TASK GOAL:
Repeat each record exactly as written, and drop any images.

THE DATA:

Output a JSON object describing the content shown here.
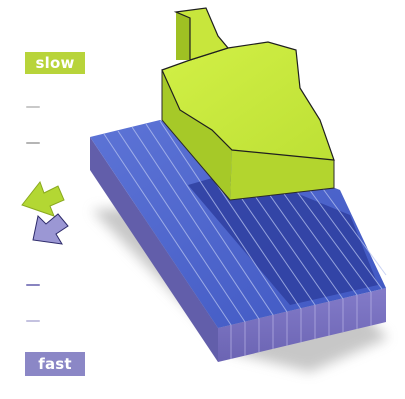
{
  "labels": {
    "slow": "slow",
    "fast": "fast"
  },
  "colors": {
    "slow_label_bg": "#b8d43a",
    "fast_label_bg": "#8b87c6",
    "green_face": "#c6e83a",
    "green_side": "#a9cc25",
    "blue_face": "#4c63c9",
    "blue_side": "#7b74c2",
    "tick_top": "#bdbdbd",
    "tick_bottom": "#7d79b8"
  },
  "icons": {
    "up_arrow": "green-up-left-arrow-icon",
    "down_arrow": "purple-down-left-arrow-icon"
  }
}
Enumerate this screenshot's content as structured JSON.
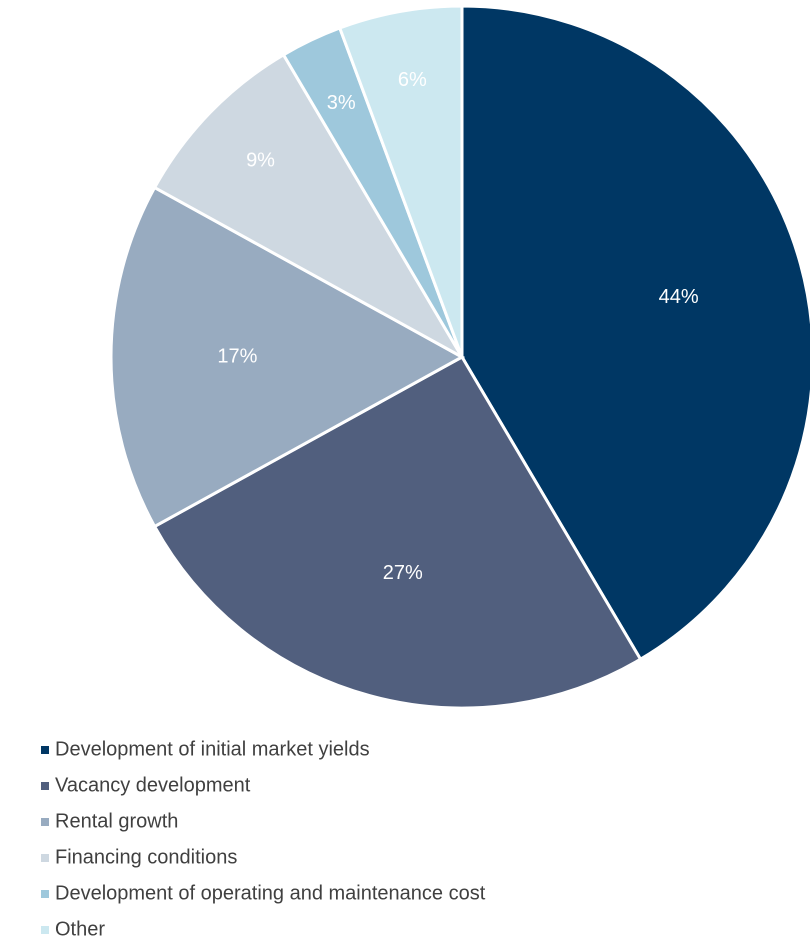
{
  "chart_data": {
    "type": "pie",
    "categories": [
      "Development of initial market yields",
      "Vacancy development",
      "Rental growth",
      "Financing conditions",
      "Development of operating and maintenance cost",
      "Other"
    ],
    "values": [
      44,
      27,
      17,
      9,
      3,
      6
    ],
    "value_labels": [
      "44%",
      "27%",
      "17%",
      "9%",
      "3%",
      "6%"
    ],
    "colors": [
      "#003764",
      "#515f7e",
      "#98abc0",
      "#ced8e1",
      "#9ec8dc",
      "#cce8f0"
    ],
    "legend": "bottom-left"
  }
}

FINAL RESULT:
Output a JSON object describing the content shown here.
{
  "labels": {
    "slow": "slow",
    "fast": "fast"
  },
  "colors": {
    "slow_label_bg": "#b8d43a",
    "fast_label_bg": "#8b87c6",
    "green_face": "#c6e83a",
    "green_side": "#a9cc25",
    "blue_face": "#4c63c9",
    "blue_side": "#7b74c2",
    "tick_top": "#bdbdbd",
    "tick_bottom": "#7d79b8"
  },
  "icons": {
    "up_arrow": "green-up-left-arrow-icon",
    "down_arrow": "purple-down-left-arrow-icon"
  }
}
Enumerate this screenshot's content as structured JSON.
{
  "chart_data": {
    "type": "pie",
    "categories": [
      "Development of initial market yields",
      "Vacancy development",
      "Rental growth",
      "Financing conditions",
      "Development of operating and maintenance cost",
      "Other"
    ],
    "values": [
      44,
      27,
      17,
      9,
      3,
      6
    ],
    "value_labels": [
      "44%",
      "27%",
      "17%",
      "9%",
      "3%",
      "6%"
    ],
    "colors": [
      "#003764",
      "#515f7e",
      "#98abc0",
      "#ced8e1",
      "#9ec8dc",
      "#cce8f0"
    ],
    "legend": "bottom-left"
  }
}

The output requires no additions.